Could you give the data below again, exactly and completely?

※

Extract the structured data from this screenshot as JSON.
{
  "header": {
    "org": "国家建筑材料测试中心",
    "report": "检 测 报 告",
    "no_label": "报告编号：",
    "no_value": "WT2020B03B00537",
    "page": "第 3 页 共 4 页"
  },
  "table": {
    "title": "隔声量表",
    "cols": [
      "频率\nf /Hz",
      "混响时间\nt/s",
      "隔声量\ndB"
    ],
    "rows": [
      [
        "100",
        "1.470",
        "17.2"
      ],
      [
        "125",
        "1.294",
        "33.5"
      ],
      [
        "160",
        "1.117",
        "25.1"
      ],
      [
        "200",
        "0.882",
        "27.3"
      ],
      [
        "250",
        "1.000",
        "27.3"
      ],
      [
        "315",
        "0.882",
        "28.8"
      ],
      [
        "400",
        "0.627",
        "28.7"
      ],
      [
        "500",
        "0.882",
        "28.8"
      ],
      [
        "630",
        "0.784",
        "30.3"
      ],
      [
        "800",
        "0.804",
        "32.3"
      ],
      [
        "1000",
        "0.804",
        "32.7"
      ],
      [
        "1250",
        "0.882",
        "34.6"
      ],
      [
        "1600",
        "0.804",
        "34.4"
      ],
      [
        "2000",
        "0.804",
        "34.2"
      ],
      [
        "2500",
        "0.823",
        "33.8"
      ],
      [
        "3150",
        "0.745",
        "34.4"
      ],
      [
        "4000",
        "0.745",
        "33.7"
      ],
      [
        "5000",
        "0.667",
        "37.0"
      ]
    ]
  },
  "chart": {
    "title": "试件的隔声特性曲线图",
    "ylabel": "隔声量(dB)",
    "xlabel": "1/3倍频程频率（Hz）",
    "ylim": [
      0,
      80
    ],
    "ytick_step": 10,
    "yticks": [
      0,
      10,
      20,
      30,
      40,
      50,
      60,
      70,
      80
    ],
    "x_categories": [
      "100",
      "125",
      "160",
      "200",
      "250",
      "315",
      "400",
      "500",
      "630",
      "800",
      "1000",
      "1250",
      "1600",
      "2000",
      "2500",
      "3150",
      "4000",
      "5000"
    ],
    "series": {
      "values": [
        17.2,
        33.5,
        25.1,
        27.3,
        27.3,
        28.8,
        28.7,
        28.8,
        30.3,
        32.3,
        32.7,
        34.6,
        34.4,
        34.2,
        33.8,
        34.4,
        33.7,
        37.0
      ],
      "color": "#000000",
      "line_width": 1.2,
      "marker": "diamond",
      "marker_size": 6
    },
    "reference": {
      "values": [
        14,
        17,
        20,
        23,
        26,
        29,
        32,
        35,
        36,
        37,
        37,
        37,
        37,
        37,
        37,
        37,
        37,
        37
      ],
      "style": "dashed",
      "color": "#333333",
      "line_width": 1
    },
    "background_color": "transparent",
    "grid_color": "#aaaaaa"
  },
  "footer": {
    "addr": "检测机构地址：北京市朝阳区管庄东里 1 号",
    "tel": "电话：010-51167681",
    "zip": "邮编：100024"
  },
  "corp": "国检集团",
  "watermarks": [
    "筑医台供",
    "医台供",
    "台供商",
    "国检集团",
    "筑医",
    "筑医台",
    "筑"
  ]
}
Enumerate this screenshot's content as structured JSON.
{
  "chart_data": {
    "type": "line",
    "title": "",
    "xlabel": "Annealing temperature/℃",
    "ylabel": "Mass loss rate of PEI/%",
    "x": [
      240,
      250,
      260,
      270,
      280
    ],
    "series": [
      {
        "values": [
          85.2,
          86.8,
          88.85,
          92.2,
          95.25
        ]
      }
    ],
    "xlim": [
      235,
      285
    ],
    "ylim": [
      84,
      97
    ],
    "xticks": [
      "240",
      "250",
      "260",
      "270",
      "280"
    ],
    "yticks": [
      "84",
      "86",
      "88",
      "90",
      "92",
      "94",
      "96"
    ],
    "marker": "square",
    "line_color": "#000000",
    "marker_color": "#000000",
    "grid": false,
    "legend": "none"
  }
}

※

Answer to the exercise:
Extract the structured data from this screenshot as JSON.
{
  "header": {
    "org": "国家建筑材料测试中心",
    "report": "检 测 报 告",
    "no_label": "报告编号：",
    "no_value": "WT2020B03B00537",
    "page": "第 3 页 共 4 页"
  },
  "table": {
    "title": "隔声量表",
    "cols": [
      "频率\nf /Hz",
      "混响时间\nt/s",
      "隔声量\ndB"
    ],
    "rows": [
      [
        "100",
        "1.470",
        "17.2"
      ],
      [
        "125",
        "1.294",
        "33.5"
      ],
      [
        "160",
        "1.117",
        "25.1"
      ],
      [
        "200",
        "0.882",
        "27.3"
      ],
      [
        "250",
        "1.000",
        "27.3"
      ],
      [
        "315",
        "0.882",
        "28.8"
      ],
      [
        "400",
        "0.627",
        "28.7"
      ],
      [
        "500",
        "0.882",
        "28.8"
      ],
      [
        "630",
        "0.784",
        "30.3"
      ],
      [
        "800",
        "0.804",
        "32.3"
      ],
      [
        "1000",
        "0.804",
        "32.7"
      ],
      [
        "1250",
        "0.882",
        "34.6"
      ],
      [
        "1600",
        "0.804",
        "34.4"
      ],
      [
        "2000",
        "0.804",
        "34.2"
      ],
      [
        "2500",
        "0.823",
        "33.8"
      ],
      [
        "3150",
        "0.745",
        "34.4"
      ],
      [
        "4000",
        "0.745",
        "33.7"
      ],
      [
        "5000",
        "0.667",
        "37.0"
      ]
    ]
  },
  "chart": {
    "title": "试件的隔声特性曲线图",
    "ylabel": "隔声量(dB)",
    "xlabel": "1/3倍频程频率（Hz）",
    "ylim": [
      0,
      80
    ],
    "ytick_step": 10,
    "yticks": [
      0,
      10,
      20,
      30,
      40,
      50,
      60,
      70,
      80
    ],
    "x_categories": [
      "100",
      "125",
      "160",
      "200",
      "250",
      "315",
      "400",
      "500",
      "630",
      "800",
      "1000",
      "1250",
      "1600",
      "2000",
      "2500",
      "3150",
      "4000",
      "5000"
    ],
    "series": {
      "values": [
        17.2,
        33.5,
        25.1,
        27.3,
        27.3,
        28.8,
        28.7,
        28.8,
        30.3,
        32.3,
        32.7,
        34.6,
        34.4,
        34.2,
        33.8,
        34.4,
        33.7,
        37.0
      ],
      "color": "#000000",
      "line_width": 1.2,
      "marker": "diamond",
      "marker_size": 6
    },
    "reference": {
      "values": [
        14,
        17,
        20,
        23,
        26,
        29,
        32,
        35,
        36,
        37,
        37,
        37,
        37,
        37,
        37,
        37,
        37,
        37
      ],
      "style": "dashed",
      "color": "#333333",
      "line_width": 1
    },
    "background_color": "transparent",
    "grid_color": "#aaaaaa"
  },
  "footer": {
    "addr": "检测机构地址：北京市朝阳区管庄东里 1 号",
    "tel": "电话：010-51167681",
    "zip": "邮编：100024"
  },
  "corp": "国检集团",
  "watermarks": [
    "筑医台供",
    "医台供",
    "台供商",
    "国检集团",
    "筑医",
    "筑医台",
    "筑"
  ]
}
Enumerate this screenshot's content as structured JSON.
{
  "chart_data": {
    "type": "line",
    "title": "",
    "xlabel": "Annealing temperature/℃",
    "ylabel": "Mass loss rate of PEI/%",
    "x": [
      240,
      250,
      260,
      270,
      280
    ],
    "series": [
      {
        "values": [
          85.2,
          86.8,
          88.85,
          92.2,
          95.25
        ]
      }
    ],
    "xlim": [
      235,
      285
    ],
    "ylim": [
      84,
      97
    ],
    "xticks": [
      "240",
      "250",
      "260",
      "270",
      "280"
    ],
    "yticks": [
      "84",
      "86",
      "88",
      "90",
      "92",
      "94",
      "96"
    ],
    "marker": "square",
    "line_color": "#000000",
    "marker_color": "#000000",
    "grid": false,
    "legend": "none"
  }
}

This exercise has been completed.